┌─ GIVEN INFORMATION

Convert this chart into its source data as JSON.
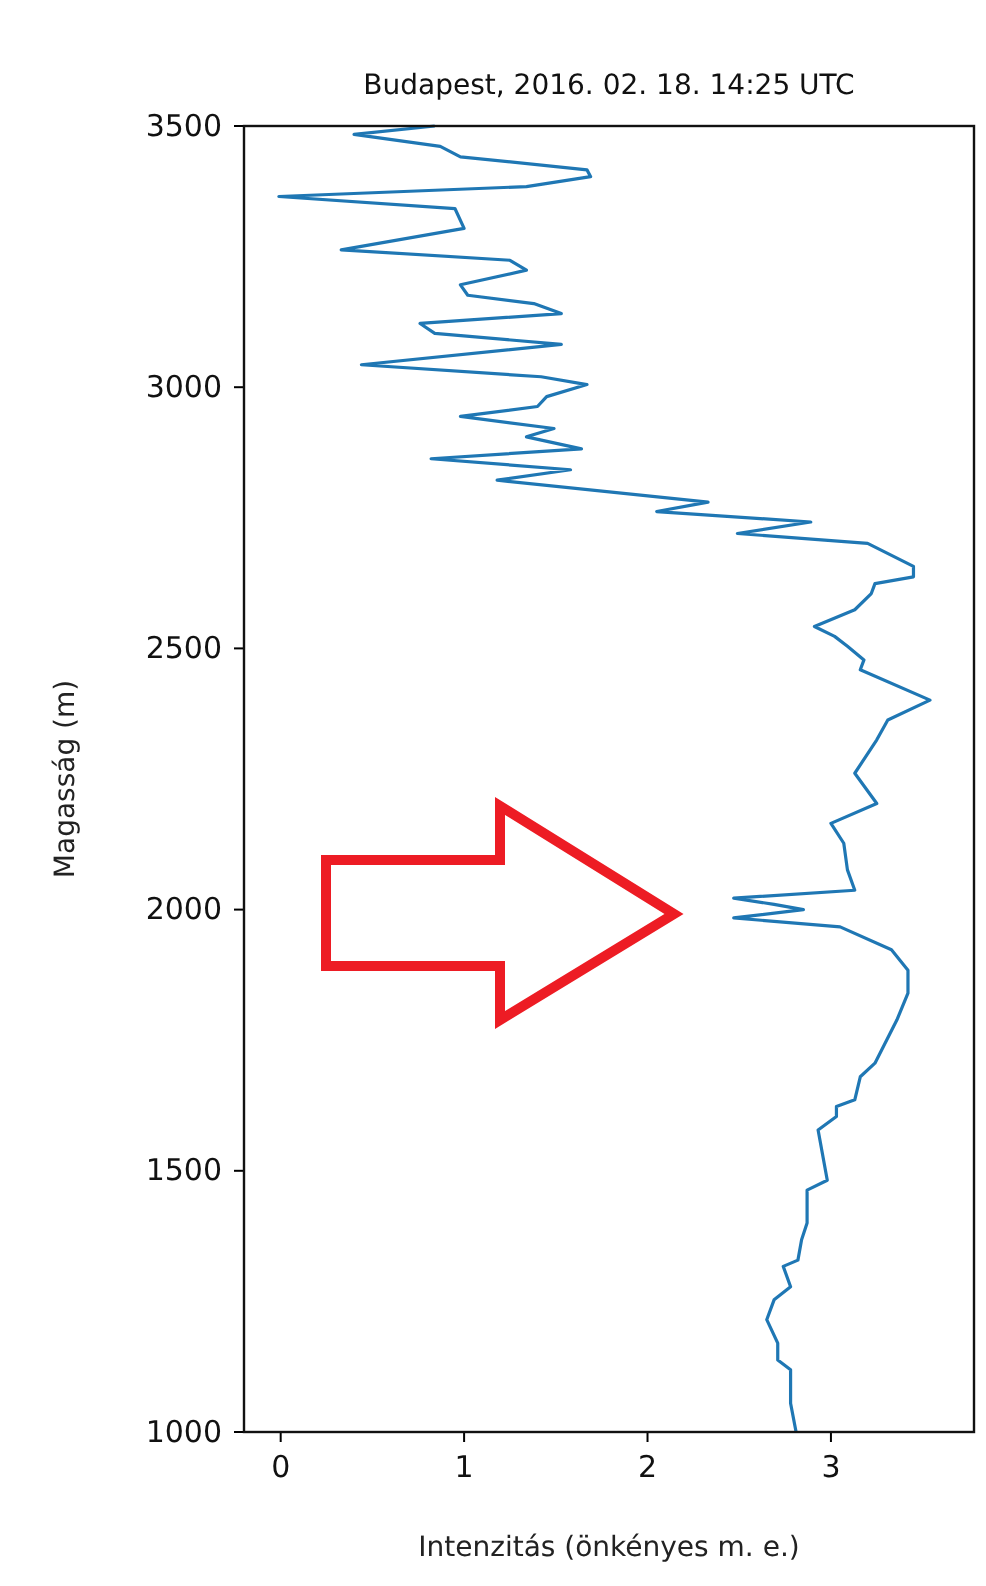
{
  "chart_data": {
    "type": "line",
    "title": "Budapest, 2016. 02. 18. 14:25 UTC",
    "xlabel": "Intenzitás (önkényes m. e.)",
    "ylabel": "Magasság (m)",
    "xlim": [
      -0.2,
      3.78
    ],
    "ylim": [
      1000,
      3500
    ],
    "xticks": [
      0,
      1,
      2,
      3
    ],
    "yticks": [
      1000,
      1500,
      2000,
      2500,
      3000,
      3500
    ],
    "grid": false,
    "marker": "none",
    "line_style": "solid",
    "series": [
      {
        "color": "#1f77b4",
        "x": [
          2.81,
          2.78,
          2.78,
          2.71,
          2.71,
          2.65,
          2.69,
          2.78,
          2.74,
          2.82,
          2.84,
          2.87,
          2.87,
          2.98,
          2.93,
          3.03,
          3.03,
          3.13,
          3.16,
          3.24,
          3.36,
          3.42,
          3.42,
          3.33,
          3.05,
          2.47,
          2.85,
          2.69,
          2.47,
          3.13,
          3.09,
          3.07,
          3.0,
          3.25,
          3.13,
          3.25,
          3.31,
          3.54,
          3.16,
          3.18,
          3.09,
          3.02,
          2.91,
          3.13,
          3.22,
          3.24,
          3.45,
          3.45,
          3.2,
          2.49,
          2.89,
          2.05,
          2.33,
          1.18,
          1.58,
          0.82,
          1.64,
          1.34,
          1.49,
          0.98,
          1.4,
          1.45,
          1.67,
          1.42,
          0.44,
          1.53,
          0.84,
          0.76,
          1.53,
          1.38,
          1.02,
          0.98,
          1.34,
          1.25,
          0.33,
          1.0,
          0.95,
          -0.01,
          1.34,
          1.69,
          1.67,
          0.98,
          0.87,
          0.4,
          0.84
        ],
        "values": [
          1000,
          1055,
          1119,
          1138,
          1170,
          1215,
          1253,
          1278,
          1317,
          1329,
          1368,
          1400,
          1463,
          1482,
          1578,
          1604,
          1623,
          1636,
          1680,
          1706,
          1789,
          1840,
          1884,
          1923,
          1967,
          1984,
          2000,
          2010,
          2022,
          2037,
          2076,
          2127,
          2165,
          2203,
          2261,
          2325,
          2363,
          2401,
          2459,
          2478,
          2504,
          2523,
          2542,
          2574,
          2605,
          2624,
          2637,
          2657,
          2701,
          2720,
          2742,
          2762,
          2780,
          2822,
          2842,
          2863,
          2882,
          2905,
          2921,
          2944,
          2963,
          2982,
          3005,
          3020,
          3043,
          3082,
          3103,
          3122,
          3141,
          3160,
          3176,
          3196,
          3224,
          3243,
          3263,
          3304,
          3342,
          3365,
          3384,
          3403,
          3416,
          3441,
          3461,
          3484,
          3500
        ]
      }
    ]
  }
}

└─

Quote the full listing above word for word; exclude every picture from the copy.

Convert this chart into its source data as JSON.
{
  "chart_data": {
    "type": "line",
    "title": "Budapest, 2016. 02. 18. 14:25 UTC",
    "xlabel": "Intenzitás (önkényes m. e.)",
    "ylabel": "Magasság (m)",
    "xlim": [
      -0.2,
      3.78
    ],
    "ylim": [
      1000,
      3500
    ],
    "xticks": [
      0,
      1,
      2,
      3
    ],
    "yticks": [
      1000,
      1500,
      2000,
      2500,
      3000,
      3500
    ],
    "grid": false,
    "marker": "none",
    "line_style": "solid",
    "series": [
      {
        "color": "#1f77b4",
        "x": [
          2.81,
          2.78,
          2.78,
          2.71,
          2.71,
          2.65,
          2.69,
          2.78,
          2.74,
          2.82,
          2.84,
          2.87,
          2.87,
          2.98,
          2.93,
          3.03,
          3.03,
          3.13,
          3.16,
          3.24,
          3.36,
          3.42,
          3.42,
          3.33,
          3.05,
          2.47,
          2.85,
          2.69,
          2.47,
          3.13,
          3.09,
          3.07,
          3.0,
          3.25,
          3.13,
          3.25,
          3.31,
          3.54,
          3.16,
          3.18,
          3.09,
          3.02,
          2.91,
          3.13,
          3.22,
          3.24,
          3.45,
          3.45,
          3.2,
          2.49,
          2.89,
          2.05,
          2.33,
          1.18,
          1.58,
          0.82,
          1.64,
          1.34,
          1.49,
          0.98,
          1.4,
          1.45,
          1.67,
          1.42,
          0.44,
          1.53,
          0.84,
          0.76,
          1.53,
          1.38,
          1.02,
          0.98,
          1.34,
          1.25,
          0.33,
          1.0,
          0.95,
          -0.01,
          1.34,
          1.69,
          1.67,
          0.98,
          0.87,
          0.4,
          0.84
        ],
        "values": [
          1000,
          1055,
          1119,
          1138,
          1170,
          1215,
          1253,
          1278,
          1317,
          1329,
          1368,
          1400,
          1463,
          1482,
          1578,
          1604,
          1623,
          1636,
          1680,
          1706,
          1789,
          1840,
          1884,
          1923,
          1967,
          1984,
          2000,
          2010,
          2022,
          2037,
          2076,
          2127,
          2165,
          2203,
          2261,
          2325,
          2363,
          2401,
          2459,
          2478,
          2504,
          2523,
          2542,
          2574,
          2605,
          2624,
          2637,
          2657,
          2701,
          2720,
          2742,
          2762,
          2780,
          2822,
          2842,
          2863,
          2882,
          2905,
          2921,
          2944,
          2963,
          2982,
          3005,
          3020,
          3043,
          3082,
          3103,
          3122,
          3141,
          3160,
          3176,
          3196,
          3224,
          3243,
          3263,
          3304,
          3342,
          3365,
          3384,
          3403,
          3416,
          3441,
          3461,
          3484,
          3500
        ]
      }
    ]
  }
}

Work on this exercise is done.